Write out every entry, unchanged. Skip any picture.

══════════

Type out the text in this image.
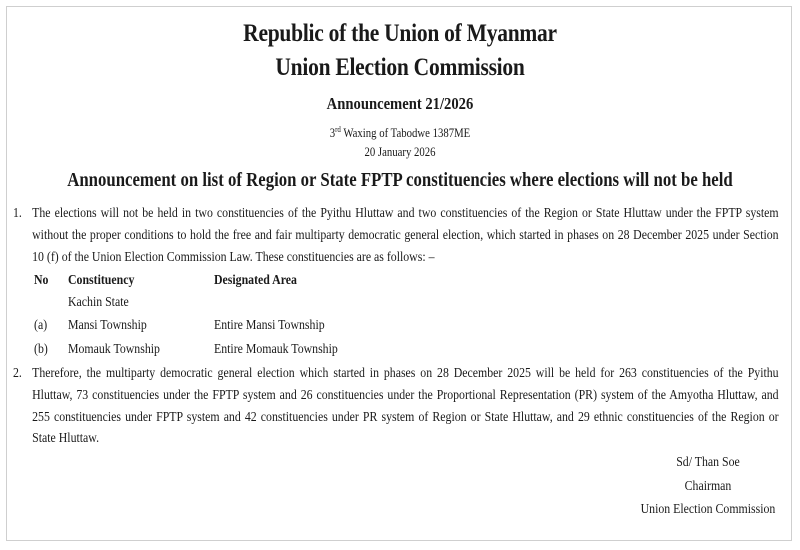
Republic of the Union of Myanmar
Union Election Commission
Announcement 21/2026
3rd Waxing of Tabodwe 1387ME
20 January 2026
Announcement on list of Region or State FPTP constituencies where elections will not be held
1. The elections will not be held in two constituencies of the Pyithu Hluttaw and two constituencies of the Region or State Hluttaw under the FPTP system without the proper conditions to hold the free and fair multiparty democratic general election, which started in phases on 28 December 2025 under Section 10 (f) of the Union Election Commission Law. These constituencies are as follows: –
No Constituency	Designated Area
Kachin State
(a) Mansi Township	Entire Mansi Township
(b) Momauk Township	Entire Momauk Township
2. Therefore, the multiparty democratic general election which started in phases on 28 December 2025 will be held for 263 constituencies of the Pyithu Hluttaw, 73 constituencies under the FPTP system and 26 constituencies under the Proportional Representation (PR) system of the Amyotha Hluttaw, and 255 constituencies under FPTP system and 42 constituencies under PR system of Region or State Hluttaw, and 29 ethnic constituencies of the Region or State Hluttaw.
Sd/ Than Soe
Chairman
Union Election Commission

══════════

§ **Exercise response**:
Type out the text in this image.
Republic of the Union of Myanmar
Union Election Commission
Announcement 21/2026
3rd Waxing of Tabodwe 1387ME
20 January 2026
Announcement on list of Region or State FPTP constituencies where elections will not be held
1. The elections will not be held in two constituencies of the Pyithu Hluttaw and two constituencies of the Region or State Hluttaw under the FPTP system without the proper conditions to hold the free and fair multiparty democratic general election, which started in phases on 28 December 2025 under Section 10 (f) of the Union Election Commission Law. These constituencies are as follows: –
No Constituency	Designated Area
Kachin State
(a) Mansi Township	Entire Mansi Township
(b) Momauk Township	Entire Momauk Township
2. Therefore, the multiparty democratic general election which started in phases on 28 December 2025 will be held for 263 constituencies of the Pyithu Hluttaw, 73 constituencies under the FPTP system and 26 constituencies under the Proportional Representation (PR) system of the Amyotha Hluttaw, and 255 constituencies under FPTP system and 42 constituencies under PR system of Region or State Hluttaw, and 29 ethnic constituencies of the Region or State Hluttaw.
Sd/ Than Soe
Chairman
Union Election Commission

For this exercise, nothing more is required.